=== SOURCE RECORDS ===

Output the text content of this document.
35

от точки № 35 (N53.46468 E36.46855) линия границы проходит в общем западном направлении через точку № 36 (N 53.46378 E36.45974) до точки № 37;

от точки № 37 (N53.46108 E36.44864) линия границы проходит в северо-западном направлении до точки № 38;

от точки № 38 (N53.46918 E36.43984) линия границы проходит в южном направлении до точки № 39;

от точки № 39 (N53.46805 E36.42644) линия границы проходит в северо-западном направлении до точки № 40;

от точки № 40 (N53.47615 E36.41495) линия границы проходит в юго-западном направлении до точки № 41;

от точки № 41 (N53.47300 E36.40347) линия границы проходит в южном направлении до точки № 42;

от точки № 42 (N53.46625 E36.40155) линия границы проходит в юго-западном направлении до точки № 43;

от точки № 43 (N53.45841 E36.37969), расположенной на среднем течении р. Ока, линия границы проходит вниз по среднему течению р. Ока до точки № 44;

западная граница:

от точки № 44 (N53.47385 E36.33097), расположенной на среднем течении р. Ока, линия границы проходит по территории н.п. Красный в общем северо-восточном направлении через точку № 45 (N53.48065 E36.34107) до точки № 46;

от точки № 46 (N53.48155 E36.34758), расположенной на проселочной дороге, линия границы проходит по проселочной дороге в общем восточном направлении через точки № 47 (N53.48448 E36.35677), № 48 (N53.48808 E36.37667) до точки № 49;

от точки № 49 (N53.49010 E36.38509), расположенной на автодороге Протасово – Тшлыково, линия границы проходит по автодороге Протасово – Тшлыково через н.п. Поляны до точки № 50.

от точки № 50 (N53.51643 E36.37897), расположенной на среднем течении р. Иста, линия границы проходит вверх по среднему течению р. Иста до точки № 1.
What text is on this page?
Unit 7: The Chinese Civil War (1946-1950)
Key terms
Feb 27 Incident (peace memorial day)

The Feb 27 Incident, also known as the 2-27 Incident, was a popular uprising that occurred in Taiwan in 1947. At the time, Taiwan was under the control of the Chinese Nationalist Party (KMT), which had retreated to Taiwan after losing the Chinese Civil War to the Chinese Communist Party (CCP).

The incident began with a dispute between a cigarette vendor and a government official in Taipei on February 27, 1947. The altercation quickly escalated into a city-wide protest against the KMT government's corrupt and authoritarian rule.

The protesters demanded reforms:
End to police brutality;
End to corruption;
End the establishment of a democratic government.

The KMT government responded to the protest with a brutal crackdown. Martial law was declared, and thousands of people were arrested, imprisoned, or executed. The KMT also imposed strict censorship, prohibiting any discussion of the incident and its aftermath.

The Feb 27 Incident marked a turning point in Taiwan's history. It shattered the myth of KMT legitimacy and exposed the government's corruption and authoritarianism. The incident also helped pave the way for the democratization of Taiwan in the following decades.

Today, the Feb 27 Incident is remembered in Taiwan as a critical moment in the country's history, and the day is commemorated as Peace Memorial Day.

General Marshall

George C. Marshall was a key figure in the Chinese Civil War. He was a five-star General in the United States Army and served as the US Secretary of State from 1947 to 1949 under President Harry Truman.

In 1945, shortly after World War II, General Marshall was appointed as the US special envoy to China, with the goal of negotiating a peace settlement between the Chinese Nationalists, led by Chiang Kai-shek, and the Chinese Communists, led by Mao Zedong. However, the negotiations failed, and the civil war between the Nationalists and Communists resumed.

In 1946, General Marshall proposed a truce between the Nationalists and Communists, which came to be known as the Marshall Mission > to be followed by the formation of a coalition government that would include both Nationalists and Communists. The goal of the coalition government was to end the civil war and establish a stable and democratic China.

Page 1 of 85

===

Give back all the records exactly as they stand.

Output the text content of this document.
35

от точки № 35 (N53.46468 E36.46855) линия границы проходит в общем западном направлении через точку № 36 (N 53.46378 E36.45974) до точки № 37;

от точки № 37 (N53.46108 E36.44864) линия границы проходит в северо-западном направлении до точки № 38;

от точки № 38 (N53.46918 E36.43984) линия границы проходит в южном направлении до точки № 39;

от точки № 39 (N53.46805 E36.42644) линия границы проходит в северо-западном направлении до точки № 40;

от точки № 40 (N53.47615 E36.41495) линия границы проходит в юго-западном направлении до точки № 41;

от точки № 41 (N53.47300 E36.40347) линия границы проходит в южном направлении до точки № 42;

от точки № 42 (N53.46625 E36.40155) линия границы проходит в юго-западном направлении до точки № 43;

от точки № 43 (N53.45841 E36.37969), расположенной на среднем течении р. Ока, линия границы проходит вниз по среднему течению р. Ока до точки № 44;

западная граница:

от точки № 44 (N53.47385 E36.33097), расположенной на среднем течении р. Ока, линия границы проходит по территории н.п. Красный в общем северо-восточном направлении через точку № 45 (N53.48065 E36.34107) до точки № 46;

от точки № 46 (N53.48155 E36.34758), расположенной на проселочной дороге, линия границы проходит по проселочной дороге в общем восточном направлении через точки № 47 (N53.48448 E36.35677), № 48 (N53.48808 E36.37667) до точки № 49;

от точки № 49 (N53.49010 E36.38509), расположенной на автодороге Протасово – Тшлыково, линия границы проходит по автодороге Протасово – Тшлыково через н.п. Поляны до точки № 50.

от точки № 50 (N53.51643 E36.37897), расположенной на среднем течении р. Иста, линия границы проходит вверх по среднему течению р. Иста до точки № 1.
What text is on this page?
Unit 7: The Chinese Civil War (1946-1950)
Key terms
Feb 27 Incident (peace memorial day)

The Feb 27 Incident, also known as the 2-27 Incident, was a popular uprising that occurred in Taiwan in 1947. At the time, Taiwan was under the control of the Chinese Nationalist Party (KMT), which had retreated to Taiwan after losing the Chinese Civil War to the Chinese Communist Party (CCP).

The incident began with a dispute between a cigarette vendor and a government official in Taipei on February 27, 1947. The altercation quickly escalated into a city-wide protest against the KMT government's corrupt and authoritarian rule.

The protesters demanded reforms:
End to police brutality;
End to corruption;
End the establishment of a democratic government.

The KMT government responded to the protest with a brutal crackdown. Martial law was declared, and thousands of people were arrested, imprisoned, or executed. The KMT also imposed strict censorship, prohibiting any discussion of the incident and its aftermath.

The Feb 27 Incident marked a turning point in Taiwan's history. It shattered the myth of KMT legitimacy and exposed the government's corruption and authoritarianism. The incident also helped pave the way for the democratization of Taiwan in the following decades.

Today, the Feb 27 Incident is remembered in Taiwan as a critical moment in the country's history, and the day is commemorated as Peace Memorial Day.

General Marshall

George C. Marshall was a key figure in the Chinese Civil War. He was a five-star General in the United States Army and served as the US Secretary of State from 1947 to 1949 under President Harry Truman.

In 1945, shortly after World War II, General Marshall was appointed as the US special envoy to China, with the goal of negotiating a peace settlement between the Chinese Nationalists, led by Chiang Kai-shek, and the Chinese Communists, led by Mao Zedong. However, the negotiations failed, and the civil war between the Nationalists and Communists resumed.

In 1946, General Marshall proposed a truce between the Nationalists and Communists, which came to be known as the Marshall Mission > to be followed by the formation of a coalition government that would include both Nationalists and Communists. The goal of the coalition government was to end the civil war and establish a stable and democratic China.

Page 1 of 85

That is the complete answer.